▶ WHAT TO PRODUCE: Copy out all lines carrying the word "title".
════════════════
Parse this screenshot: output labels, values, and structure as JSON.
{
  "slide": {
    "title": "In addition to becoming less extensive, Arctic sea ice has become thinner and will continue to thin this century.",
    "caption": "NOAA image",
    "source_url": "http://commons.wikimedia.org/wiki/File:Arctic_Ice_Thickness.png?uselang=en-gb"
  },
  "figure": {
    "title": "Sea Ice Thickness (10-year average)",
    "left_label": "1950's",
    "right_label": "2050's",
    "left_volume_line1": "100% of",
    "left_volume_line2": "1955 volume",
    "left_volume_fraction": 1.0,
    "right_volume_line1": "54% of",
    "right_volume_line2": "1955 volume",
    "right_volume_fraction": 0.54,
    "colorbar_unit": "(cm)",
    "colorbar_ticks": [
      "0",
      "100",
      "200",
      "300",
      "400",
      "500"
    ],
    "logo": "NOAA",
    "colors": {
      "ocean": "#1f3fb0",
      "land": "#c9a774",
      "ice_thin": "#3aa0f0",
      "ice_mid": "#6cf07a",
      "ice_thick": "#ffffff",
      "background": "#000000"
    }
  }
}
════════════════
▶ TASK ANSWER:
    "title": "In addition to becoming less extensive, Arctic sea ice has become thinner and will continue to thin this century.",
    "title": "Sea Ice Thickness (10-year average)",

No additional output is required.